(Dataset records)
START
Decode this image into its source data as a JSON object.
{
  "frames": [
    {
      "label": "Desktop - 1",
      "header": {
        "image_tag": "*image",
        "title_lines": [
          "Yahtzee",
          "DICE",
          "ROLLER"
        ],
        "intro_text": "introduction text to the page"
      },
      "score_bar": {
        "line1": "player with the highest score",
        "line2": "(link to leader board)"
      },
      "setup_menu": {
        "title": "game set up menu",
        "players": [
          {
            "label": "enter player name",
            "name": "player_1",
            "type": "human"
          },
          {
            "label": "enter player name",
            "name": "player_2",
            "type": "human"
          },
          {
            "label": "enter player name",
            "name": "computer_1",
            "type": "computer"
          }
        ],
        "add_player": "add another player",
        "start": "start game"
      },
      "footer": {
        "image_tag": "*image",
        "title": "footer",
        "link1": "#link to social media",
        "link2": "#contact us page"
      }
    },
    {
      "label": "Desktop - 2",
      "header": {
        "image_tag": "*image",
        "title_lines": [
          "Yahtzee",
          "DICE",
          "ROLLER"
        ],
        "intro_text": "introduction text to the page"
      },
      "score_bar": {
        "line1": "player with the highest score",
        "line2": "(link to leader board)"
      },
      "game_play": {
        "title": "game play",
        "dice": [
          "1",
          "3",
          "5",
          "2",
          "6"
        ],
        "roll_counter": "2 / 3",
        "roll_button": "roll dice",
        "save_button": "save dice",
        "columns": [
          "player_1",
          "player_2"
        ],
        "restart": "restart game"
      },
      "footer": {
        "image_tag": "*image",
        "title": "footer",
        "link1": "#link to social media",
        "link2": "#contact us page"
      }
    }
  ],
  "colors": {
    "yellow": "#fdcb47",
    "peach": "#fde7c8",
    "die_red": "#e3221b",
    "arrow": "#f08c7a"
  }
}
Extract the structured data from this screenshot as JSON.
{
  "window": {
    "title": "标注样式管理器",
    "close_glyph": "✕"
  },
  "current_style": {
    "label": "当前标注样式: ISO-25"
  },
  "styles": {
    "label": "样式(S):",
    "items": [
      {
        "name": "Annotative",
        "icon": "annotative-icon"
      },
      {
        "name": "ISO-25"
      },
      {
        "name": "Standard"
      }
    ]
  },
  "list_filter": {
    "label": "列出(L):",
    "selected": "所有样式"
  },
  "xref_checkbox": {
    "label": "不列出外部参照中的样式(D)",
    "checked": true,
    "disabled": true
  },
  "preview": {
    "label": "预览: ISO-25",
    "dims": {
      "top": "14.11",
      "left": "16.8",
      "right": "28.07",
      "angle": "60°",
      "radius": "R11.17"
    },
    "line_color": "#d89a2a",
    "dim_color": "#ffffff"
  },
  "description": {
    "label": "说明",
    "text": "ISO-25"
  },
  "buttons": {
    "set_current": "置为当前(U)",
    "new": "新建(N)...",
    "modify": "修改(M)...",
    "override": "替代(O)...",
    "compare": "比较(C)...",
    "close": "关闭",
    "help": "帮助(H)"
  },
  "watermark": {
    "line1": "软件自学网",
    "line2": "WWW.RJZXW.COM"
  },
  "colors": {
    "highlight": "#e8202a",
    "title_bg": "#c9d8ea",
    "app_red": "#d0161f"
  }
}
END
= What you have to do =
Look over the records above and copy each line that includes the string "label".

= Written answer =
      "label": "Desktop - 1",
            "label": "enter player name",
            "label": "enter player name",
            "label": "enter player name",
      "label": "Desktop - 2",
    "label": "当前标注样式: ISO-25"
    "label": "样式(S):",
    "label": "列出(L):",
    "label": "不列出外部参照中的样式(D)",
    "label": "预览: ISO-25",
    "label": "说明",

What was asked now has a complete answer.